* What to produce:
Please copy every line of the records below that holds the word "dachem".

* Task data:
============================================================

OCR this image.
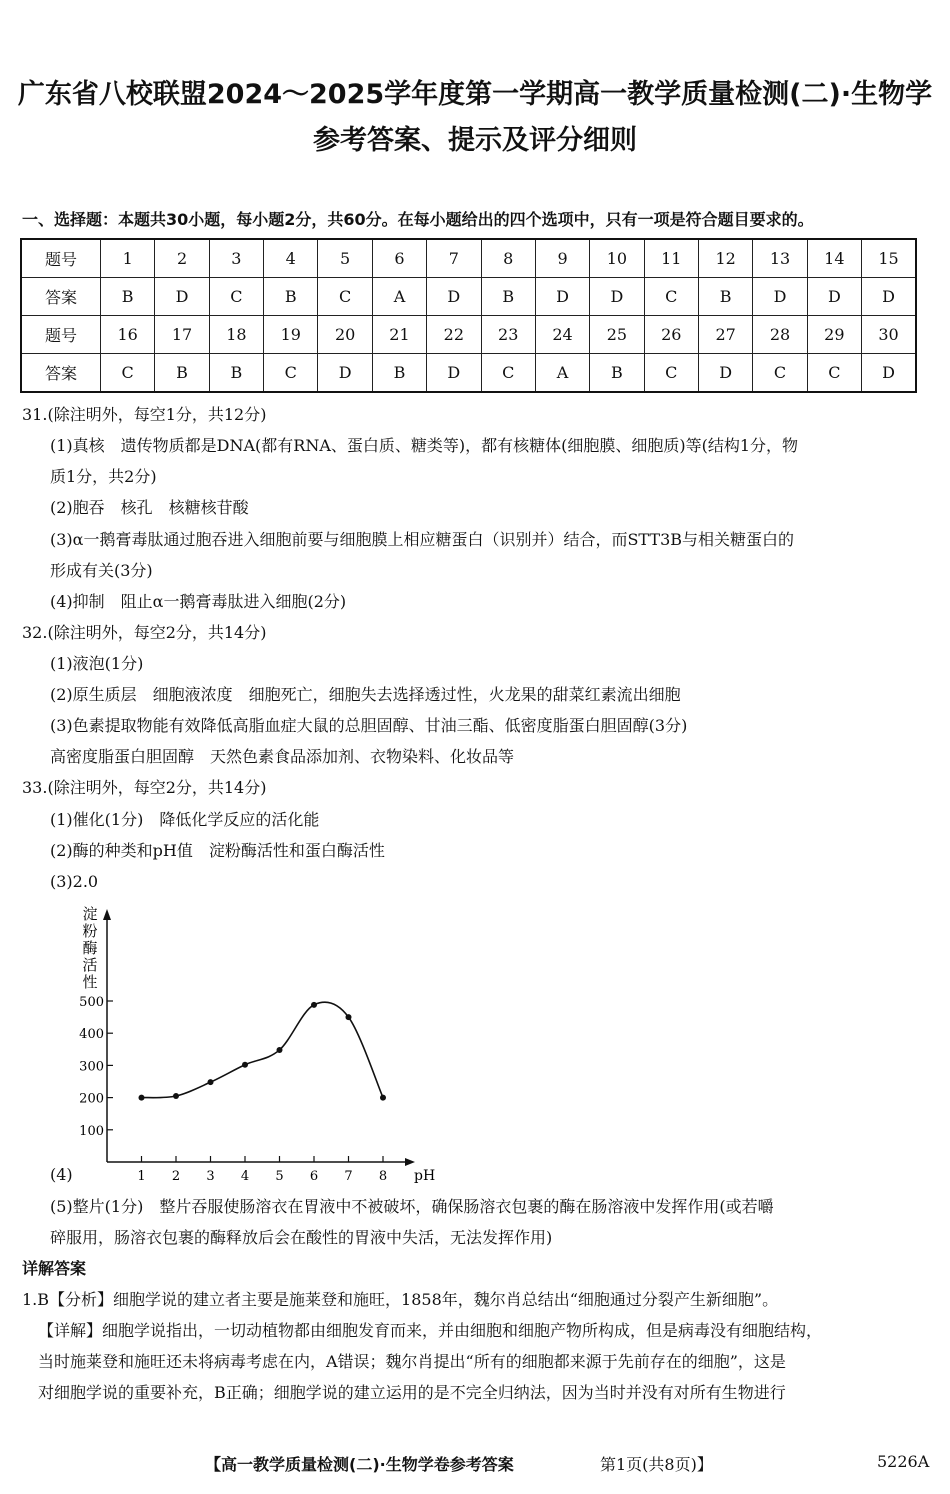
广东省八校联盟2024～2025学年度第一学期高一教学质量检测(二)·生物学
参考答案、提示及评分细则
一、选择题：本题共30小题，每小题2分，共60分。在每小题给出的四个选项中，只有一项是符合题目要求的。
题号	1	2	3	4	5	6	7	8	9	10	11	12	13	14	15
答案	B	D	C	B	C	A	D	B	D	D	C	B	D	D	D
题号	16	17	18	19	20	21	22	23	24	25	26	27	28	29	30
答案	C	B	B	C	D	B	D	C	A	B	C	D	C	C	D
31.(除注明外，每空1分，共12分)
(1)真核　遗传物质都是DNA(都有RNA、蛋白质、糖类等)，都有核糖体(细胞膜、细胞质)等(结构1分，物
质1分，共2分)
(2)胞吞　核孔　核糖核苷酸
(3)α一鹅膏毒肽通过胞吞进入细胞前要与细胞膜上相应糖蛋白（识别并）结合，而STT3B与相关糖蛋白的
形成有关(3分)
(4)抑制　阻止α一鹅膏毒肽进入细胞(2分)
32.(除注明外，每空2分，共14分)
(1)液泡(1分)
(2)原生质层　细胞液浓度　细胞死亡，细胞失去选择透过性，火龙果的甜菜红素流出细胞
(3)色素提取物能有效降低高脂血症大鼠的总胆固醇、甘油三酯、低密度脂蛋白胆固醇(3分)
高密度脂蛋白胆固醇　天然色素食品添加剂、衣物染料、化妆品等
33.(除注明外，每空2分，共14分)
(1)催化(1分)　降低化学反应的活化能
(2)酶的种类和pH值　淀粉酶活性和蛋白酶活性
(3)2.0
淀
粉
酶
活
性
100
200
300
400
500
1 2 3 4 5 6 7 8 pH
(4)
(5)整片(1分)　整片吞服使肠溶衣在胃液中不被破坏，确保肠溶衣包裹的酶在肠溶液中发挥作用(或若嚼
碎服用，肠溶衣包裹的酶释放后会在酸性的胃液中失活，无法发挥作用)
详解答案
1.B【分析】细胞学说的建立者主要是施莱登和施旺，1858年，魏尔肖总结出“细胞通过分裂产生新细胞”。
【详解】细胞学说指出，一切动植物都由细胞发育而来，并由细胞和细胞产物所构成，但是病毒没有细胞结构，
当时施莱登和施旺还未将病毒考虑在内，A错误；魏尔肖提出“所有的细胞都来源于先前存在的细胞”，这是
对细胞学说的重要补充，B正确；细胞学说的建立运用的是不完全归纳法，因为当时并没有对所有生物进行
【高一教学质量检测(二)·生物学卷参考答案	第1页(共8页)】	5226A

============================================================

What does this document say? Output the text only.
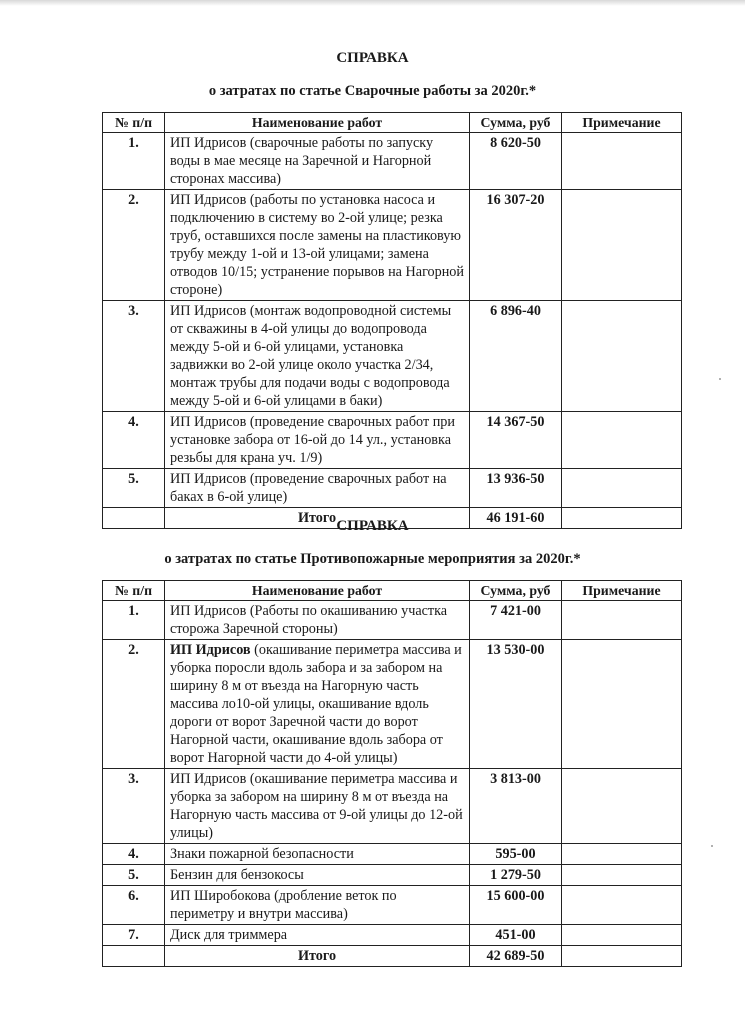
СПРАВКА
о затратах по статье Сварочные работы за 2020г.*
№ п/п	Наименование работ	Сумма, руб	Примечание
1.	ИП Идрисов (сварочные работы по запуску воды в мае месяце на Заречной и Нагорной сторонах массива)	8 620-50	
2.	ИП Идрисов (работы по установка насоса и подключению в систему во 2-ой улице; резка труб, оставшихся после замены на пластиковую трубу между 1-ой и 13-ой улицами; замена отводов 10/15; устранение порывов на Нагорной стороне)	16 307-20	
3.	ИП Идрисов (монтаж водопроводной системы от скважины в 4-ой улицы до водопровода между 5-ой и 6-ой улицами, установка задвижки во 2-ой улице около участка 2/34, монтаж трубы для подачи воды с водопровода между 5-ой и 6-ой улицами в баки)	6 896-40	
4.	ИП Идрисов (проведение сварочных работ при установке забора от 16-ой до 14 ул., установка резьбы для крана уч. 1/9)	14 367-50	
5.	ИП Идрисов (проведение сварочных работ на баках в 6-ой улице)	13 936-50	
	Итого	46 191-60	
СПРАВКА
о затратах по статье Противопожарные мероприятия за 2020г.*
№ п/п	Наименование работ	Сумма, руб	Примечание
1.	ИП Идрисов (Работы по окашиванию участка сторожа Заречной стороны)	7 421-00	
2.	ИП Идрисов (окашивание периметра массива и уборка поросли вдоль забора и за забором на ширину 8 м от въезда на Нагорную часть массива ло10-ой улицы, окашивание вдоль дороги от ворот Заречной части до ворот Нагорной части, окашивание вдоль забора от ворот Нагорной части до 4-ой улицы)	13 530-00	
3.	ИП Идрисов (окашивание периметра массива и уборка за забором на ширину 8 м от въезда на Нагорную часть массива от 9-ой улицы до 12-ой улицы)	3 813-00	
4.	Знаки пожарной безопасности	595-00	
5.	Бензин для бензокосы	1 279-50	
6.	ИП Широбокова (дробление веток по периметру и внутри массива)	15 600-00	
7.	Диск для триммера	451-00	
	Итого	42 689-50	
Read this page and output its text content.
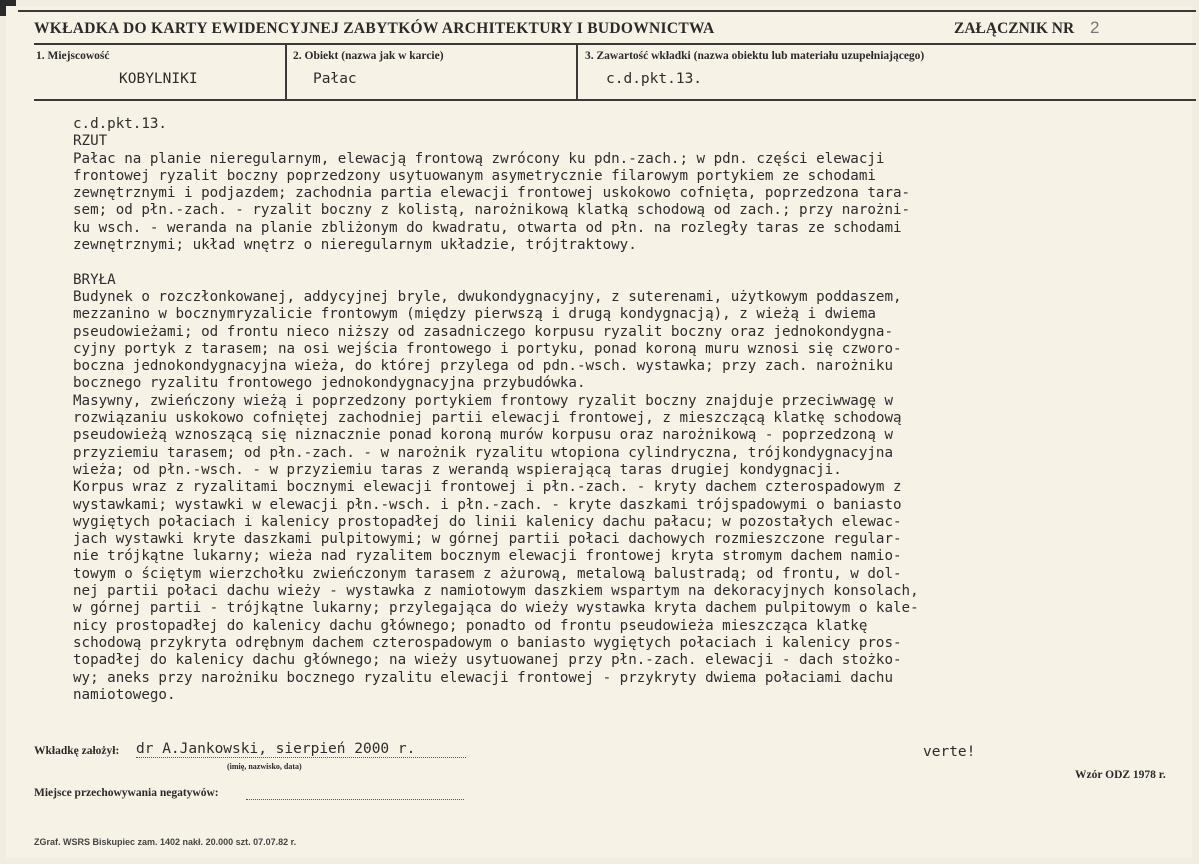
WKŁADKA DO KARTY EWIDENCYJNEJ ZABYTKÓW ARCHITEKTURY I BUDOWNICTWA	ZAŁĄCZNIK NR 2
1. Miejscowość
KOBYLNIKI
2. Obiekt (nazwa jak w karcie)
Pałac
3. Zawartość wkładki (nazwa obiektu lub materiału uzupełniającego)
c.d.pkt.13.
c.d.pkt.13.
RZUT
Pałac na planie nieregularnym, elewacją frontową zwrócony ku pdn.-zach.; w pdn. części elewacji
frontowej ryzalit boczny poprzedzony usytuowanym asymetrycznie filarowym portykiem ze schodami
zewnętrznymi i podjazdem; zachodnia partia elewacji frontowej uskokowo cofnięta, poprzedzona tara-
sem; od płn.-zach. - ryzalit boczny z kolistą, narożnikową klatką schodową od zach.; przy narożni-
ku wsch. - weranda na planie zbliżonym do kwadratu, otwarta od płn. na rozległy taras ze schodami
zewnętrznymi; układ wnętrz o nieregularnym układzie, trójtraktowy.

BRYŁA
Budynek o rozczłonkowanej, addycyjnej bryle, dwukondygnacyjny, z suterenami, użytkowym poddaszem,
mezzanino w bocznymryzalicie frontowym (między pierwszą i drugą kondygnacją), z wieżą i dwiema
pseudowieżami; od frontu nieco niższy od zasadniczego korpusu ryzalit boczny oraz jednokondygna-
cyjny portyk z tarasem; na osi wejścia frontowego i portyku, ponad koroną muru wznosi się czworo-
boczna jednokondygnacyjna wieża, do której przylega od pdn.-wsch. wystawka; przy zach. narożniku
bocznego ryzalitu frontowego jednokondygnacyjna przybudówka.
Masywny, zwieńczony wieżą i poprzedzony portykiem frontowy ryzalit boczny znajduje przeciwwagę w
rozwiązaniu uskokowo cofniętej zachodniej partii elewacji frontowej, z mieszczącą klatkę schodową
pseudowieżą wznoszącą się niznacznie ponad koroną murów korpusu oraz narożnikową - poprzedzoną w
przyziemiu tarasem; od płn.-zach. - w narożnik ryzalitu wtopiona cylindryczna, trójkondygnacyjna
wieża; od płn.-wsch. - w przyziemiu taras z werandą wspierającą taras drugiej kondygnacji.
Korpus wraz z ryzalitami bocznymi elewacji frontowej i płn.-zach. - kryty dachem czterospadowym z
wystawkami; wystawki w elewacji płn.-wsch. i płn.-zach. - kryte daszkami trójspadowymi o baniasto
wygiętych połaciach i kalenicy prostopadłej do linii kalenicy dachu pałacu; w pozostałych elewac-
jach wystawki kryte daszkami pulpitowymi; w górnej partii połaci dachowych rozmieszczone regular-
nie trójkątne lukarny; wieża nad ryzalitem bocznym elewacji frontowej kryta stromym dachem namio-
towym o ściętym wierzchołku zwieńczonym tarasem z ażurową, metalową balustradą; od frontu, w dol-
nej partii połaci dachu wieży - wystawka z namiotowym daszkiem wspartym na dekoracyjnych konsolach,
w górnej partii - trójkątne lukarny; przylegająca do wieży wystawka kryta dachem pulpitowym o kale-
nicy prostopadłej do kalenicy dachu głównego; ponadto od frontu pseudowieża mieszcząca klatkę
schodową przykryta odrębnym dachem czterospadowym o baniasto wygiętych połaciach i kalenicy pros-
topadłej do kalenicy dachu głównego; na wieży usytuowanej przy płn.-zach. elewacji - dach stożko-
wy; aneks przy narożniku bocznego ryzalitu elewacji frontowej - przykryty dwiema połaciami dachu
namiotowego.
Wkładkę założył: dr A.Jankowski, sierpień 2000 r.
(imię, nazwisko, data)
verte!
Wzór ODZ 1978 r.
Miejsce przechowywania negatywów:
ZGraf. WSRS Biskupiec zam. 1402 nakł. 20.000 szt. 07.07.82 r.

============================================================

* Response for this exercise:
Korpus wraz z ryzalitami bocznymi elewacji frontowej i płn.-zach. - kryty dachem czterospadowym z
nie trójkątne lukarny; wieża nad ryzalitem bocznym elewacji frontowej kryta stromym dachem namio-
w górnej partii - trójkątne lukarny; przylegająca do wieży wystawka kryta dachem pulpitowym o kale-
schodową przykryta odrębnym dachem czterospadowym o baniasto wygiętych połaciach i kalenicy pros-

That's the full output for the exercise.